Exercise aim:
Transcribe all of the material exactly, except for its pictures.
-- START --
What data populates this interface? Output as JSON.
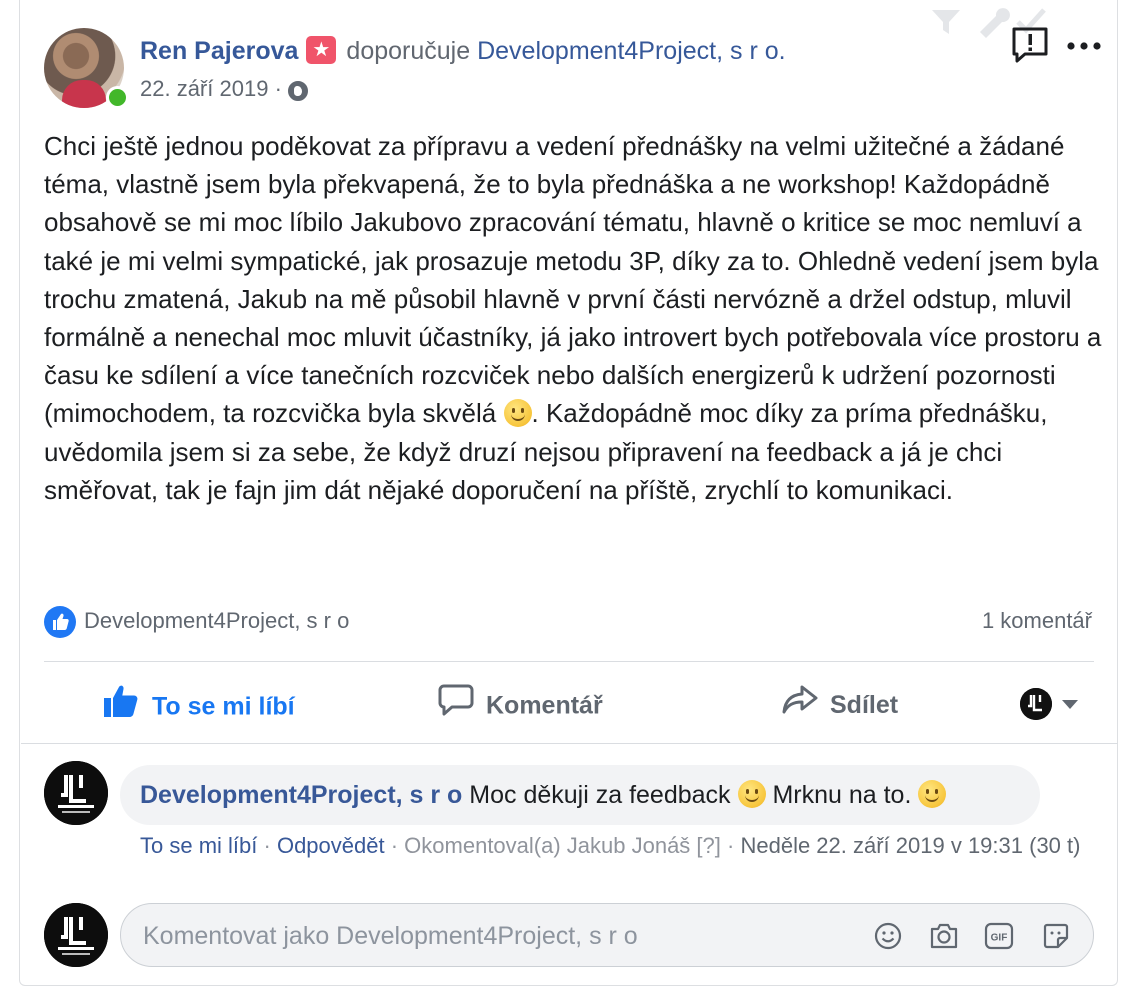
{
  "post": {
    "author": "Ren Pajerova",
    "action": "doporučuje",
    "page": "Development4Project, s r o.",
    "date": "22. září 2019",
    "date_separator": "·",
    "text_before_emoji": "Chci ještě jednou poděkovat za přípravu a vedení přednášky na velmi užitečné a žádané téma, vlastně jsem byla překvapená, že to byla přednáška a ne workshop! Každopádně obsahově se mi moc líbilo Jakubovo zpracování tématu, hlavně o kritice se moc nemluví a také je mi velmi sympatické, jak prosazuje metodu 3P, díky za to. Ohledně vedení jsem byla trochu zmatená, Jakub na mě působil hlavně v první části nervózně a držel odstup, mluvil formálně a nenechal moc mluvit účastníky, já jako introvert bych potřebovala více prostoru a času ke sdílení a více tanečních rozcviček nebo dalších energizerů k udržení pozornosti (mimochodem, ta rozcvička byla skvělá",
    "text_after_emoji": ". Každopádně moc díky za príma přednášku, uvědomila jsem si za sebe, že když druzí nejsou připravení na feedback a já je chci směřovat, tak je fajn jim dát nějaké doporučení na příště, zrychlí to komunikaci."
  },
  "stats": {
    "liked_by": "Development4Project, s r o",
    "comment_count": "1 komentář"
  },
  "actions": {
    "like": "To se mi líbí",
    "comment": "Komentář",
    "share": "Sdílet"
  },
  "comment": {
    "author": "Development4Project, s r o",
    "text_part1": "Moc děkuji za feedback",
    "text_part2": "Mrknu na to.",
    "like_link": "To se mi líbí",
    "reply_link": "Odpovědět",
    "sep": "·",
    "commented_by": "Okomentoval(a) Jakub Jonáš [?]",
    "timestamp": "Neděle 22. září 2019 v 19:31 (30 t)"
  },
  "composer": {
    "placeholder": "Komentovat jako Development4Project, s r o"
  },
  "colors": {
    "link": "#365899",
    "like_blue": "#1877f2",
    "online": "#42b72a"
  },
  "icons": [
    "filter-icon",
    "wrench-icon",
    "check-icon",
    "report-icon",
    "more-icon",
    "globe-icon",
    "like-icon",
    "comment-icon",
    "share-icon",
    "emoji-icon",
    "camera-icon",
    "gif-icon",
    "sticker-icon"
  ]
}
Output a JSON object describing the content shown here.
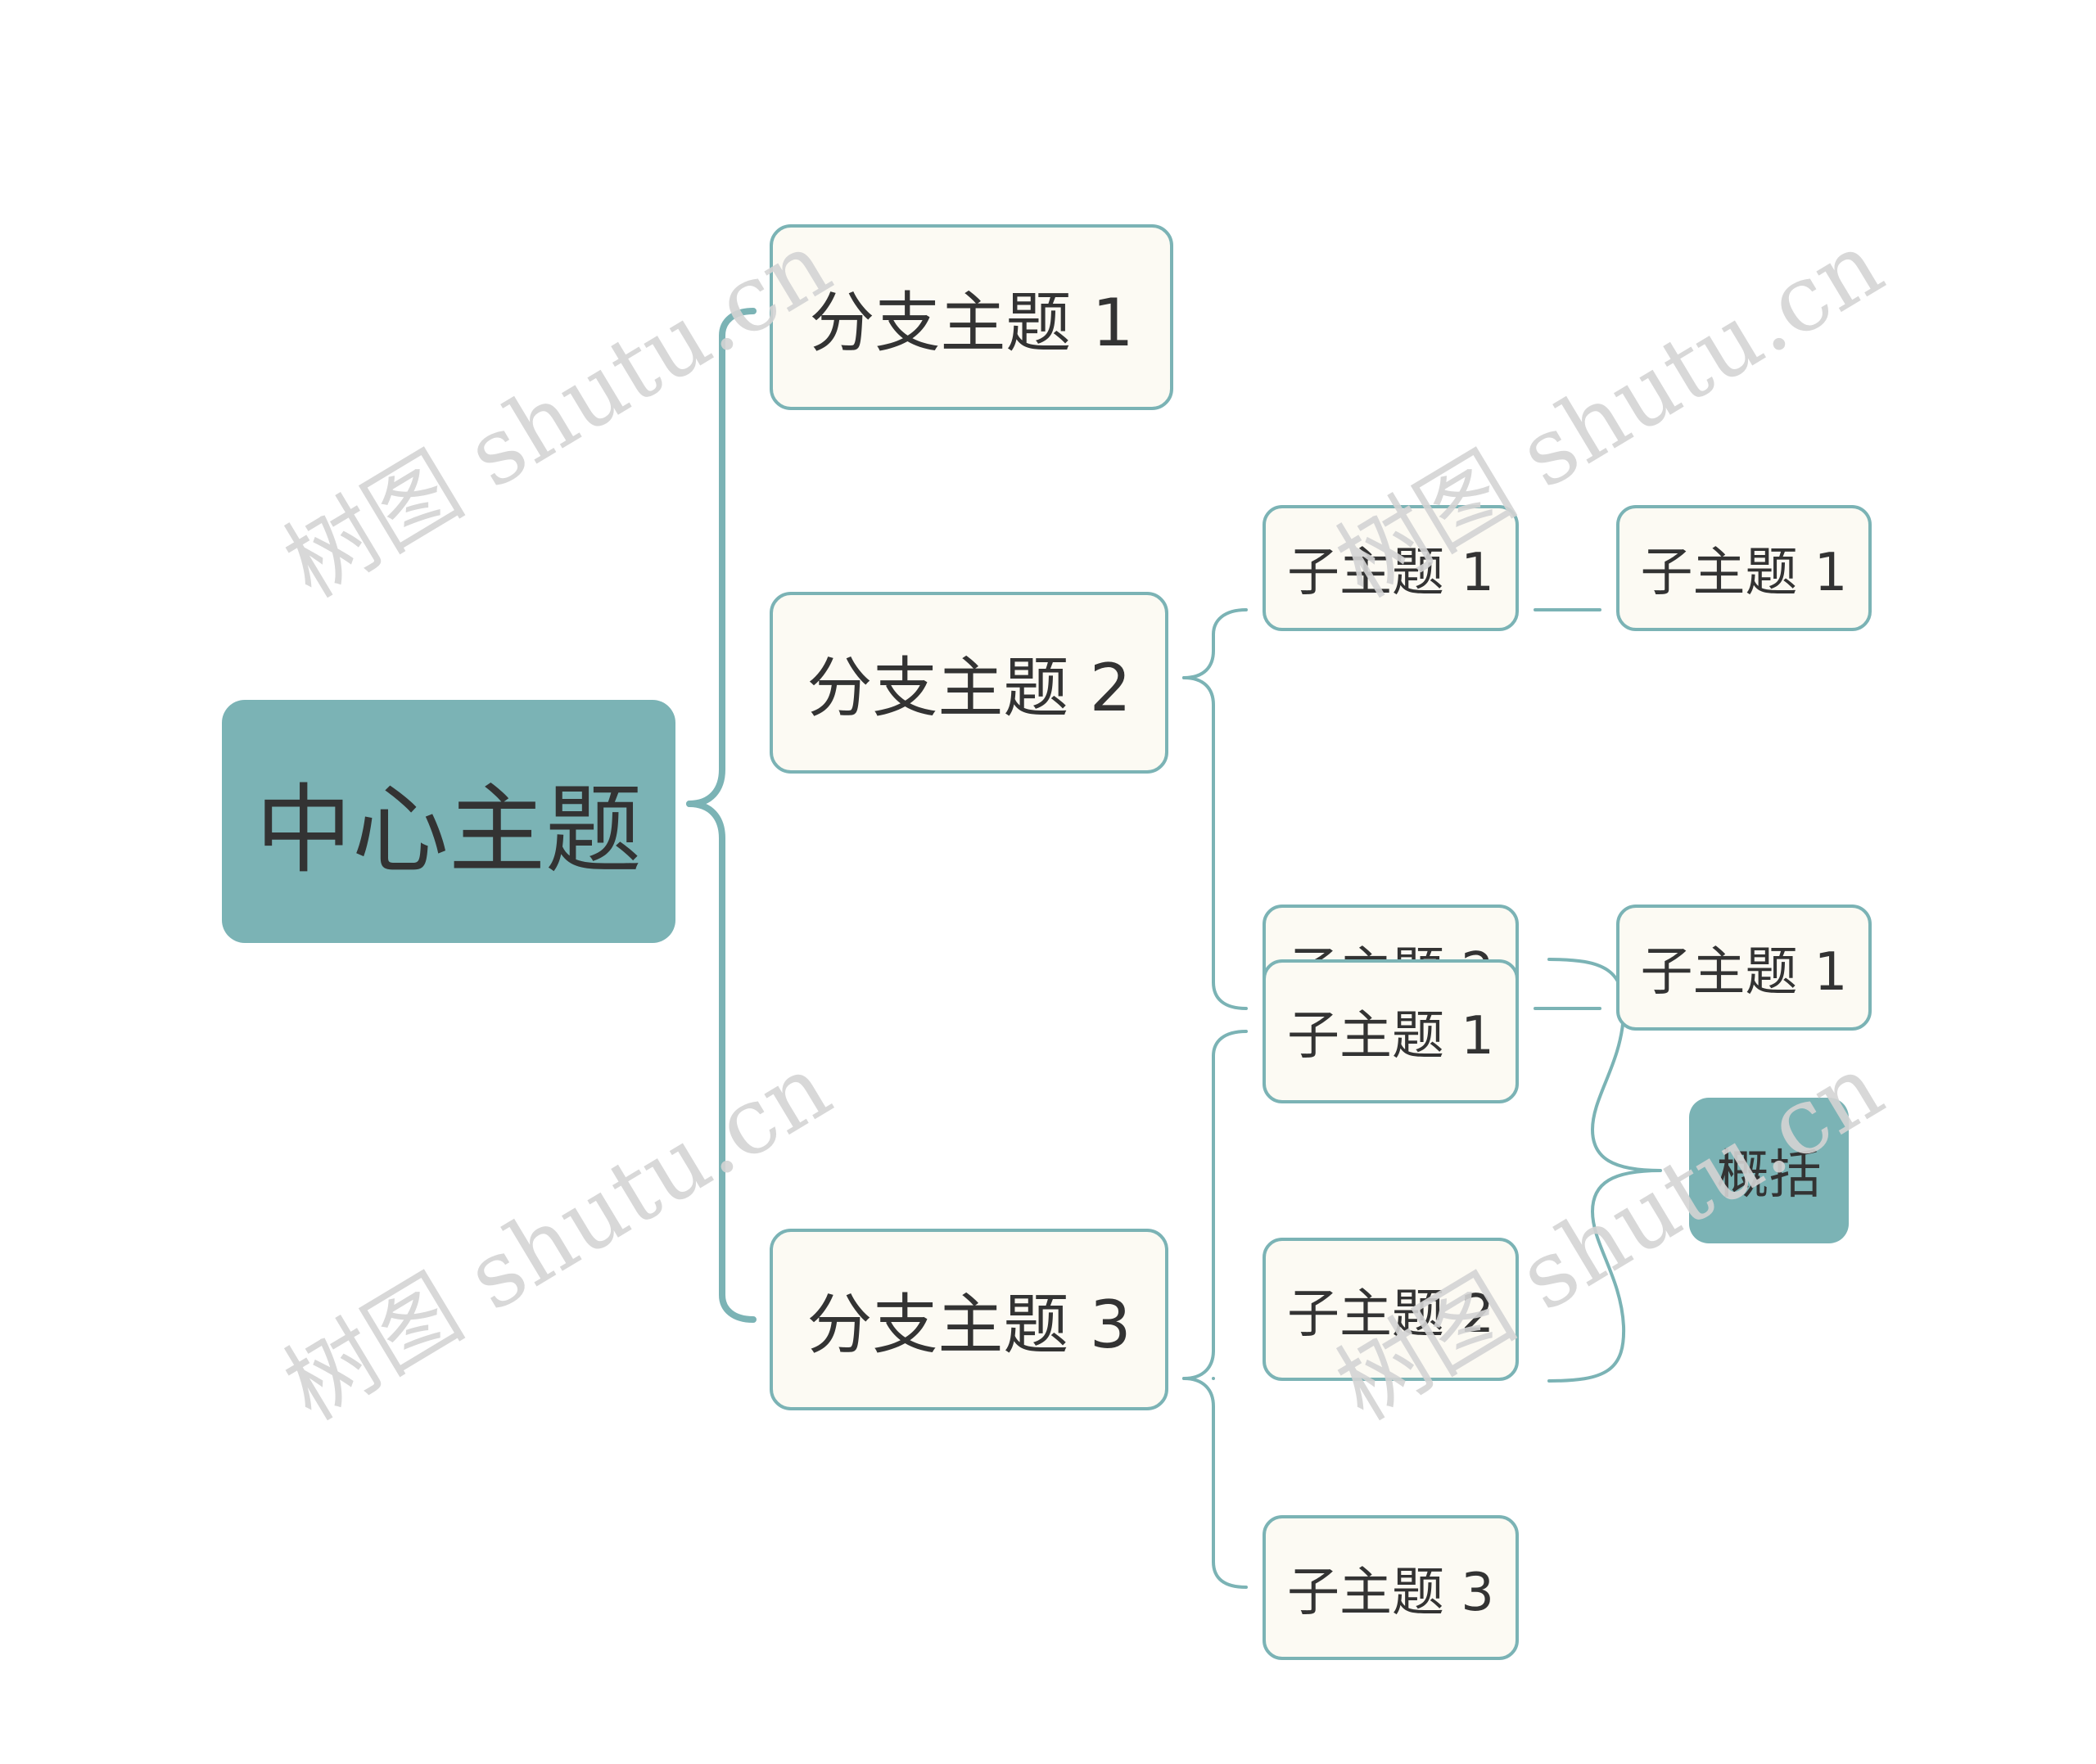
{
  "colors": {
    "accent": "#7bb3b5",
    "node_fill": "#fcfaf3",
    "text": "#333333",
    "watermark": "#d4d4d4"
  },
  "central": {
    "label": "中心主题"
  },
  "branches": [
    {
      "label": "分支主题 1",
      "children": []
    },
    {
      "label": "分支主题 2",
      "children": [
        {
          "label": "子主题 1",
          "children": [
            {
              "label": "子主题 1"
            }
          ]
        },
        {
          "label": "子主题 2",
          "children": [
            {
              "label": "子主题 1"
            }
          ]
        }
      ]
    },
    {
      "label": "分支主题 3",
      "children": [
        {
          "label": "子主题 1"
        },
        {
          "label": "子主题 2"
        },
        {
          "label": "子主题 3"
        }
      ]
    }
  ],
  "summary": {
    "label": "概括",
    "covers": [
      "子主题 1",
      "子主题 2"
    ]
  },
  "watermark": {
    "text": "树图 shutu.cn"
  }
}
-- END --
Answer to the exercise:
What data populates this interface? Output as JSON.
{
  "post": {
    "author": "Ren Pajerova",
    "action": "doporučuje",
    "page": "Development4Project, s r o.",
    "date": "22. září 2019",
    "date_separator": "·",
    "text_before_emoji": "Chci ještě jednou poděkovat za přípravu a vedení přednášky na velmi užitečné a žádané téma, vlastně jsem byla překvapená, že to byla přednáška a ne workshop! Každopádně obsahově se mi moc líbilo Jakubovo zpracování tématu, hlavně o kritice se moc nemluví a také je mi velmi sympatické, jak prosazuje metodu 3P, díky za to. Ohledně vedení jsem byla trochu zmatená, Jakub na mě působil hlavně v první části nervózně a držel odstup, mluvil formálně a nenechal moc mluvit účastníky, já jako introvert bych potřebovala více prostoru a času ke sdílení a více tanečních rozcviček nebo dalších energizerů k udržení pozornosti (mimochodem, ta rozcvička byla skvělá",
    "text_after_emoji": ". Každopádně moc díky za príma přednášku, uvědomila jsem si za sebe, že když druzí nejsou připravení na feedback a já je chci směřovat, tak je fajn jim dát nějaké doporučení na příště, zrychlí to komunikaci."
  },
  "stats": {
    "liked_by": "Development4Project, s r o",
    "comment_count": "1 komentář"
  },
  "actions": {
    "like": "To se mi líbí",
    "comment": "Komentář",
    "share": "Sdílet"
  },
  "comment": {
    "author": "Development4Project, s r o",
    "text_part1": "Moc děkuji za feedback",
    "text_part2": "Mrknu na to.",
    "like_link": "To se mi líbí",
    "reply_link": "Odpovědět",
    "sep": "·",
    "commented_by": "Okomentoval(a) Jakub Jonáš [?]",
    "timestamp": "Neděle 22. září 2019 v 19:31 (30 t)"
  },
  "composer": {
    "placeholder": "Komentovat jako Development4Project, s r o"
  },
  "colors": {
    "link": "#365899",
    "like_blue": "#1877f2",
    "online": "#42b72a"
  },
  "icons": [
    "filter-icon",
    "wrench-icon",
    "check-icon",
    "report-icon",
    "more-icon",
    "globe-icon",
    "like-icon",
    "comment-icon",
    "share-icon",
    "emoji-icon",
    "camera-icon",
    "gif-icon",
    "sticker-icon"
  ]
}
Output a JSON object describing the content shown here.
{
  "colors": {
    "accent": "#7bb3b5",
    "node_fill": "#fcfaf3",
    "text": "#333333",
    "watermark": "#d4d4d4"
  },
  "central": {
    "label": "中心主题"
  },
  "branches": [
    {
      "label": "分支主题 1",
      "children": []
    },
    {
      "label": "分支主题 2",
      "children": [
        {
          "label": "子主题 1",
          "children": [
            {
              "label": "子主题 1"
            }
          ]
        },
        {
          "label": "子主题 2",
          "children": [
            {
              "label": "子主题 1"
            }
          ]
        }
      ]
    },
    {
      "label": "分支主题 3",
      "children": [
        {
          "label": "子主题 1"
        },
        {
          "label": "子主题 2"
        },
        {
          "label": "子主题 3"
        }
      ]
    }
  ],
  "summary": {
    "label": "概括",
    "covers": [
      "子主题 1",
      "子主题 2"
    ]
  },
  "watermark": {
    "text": "树图 shutu.cn"
  }
}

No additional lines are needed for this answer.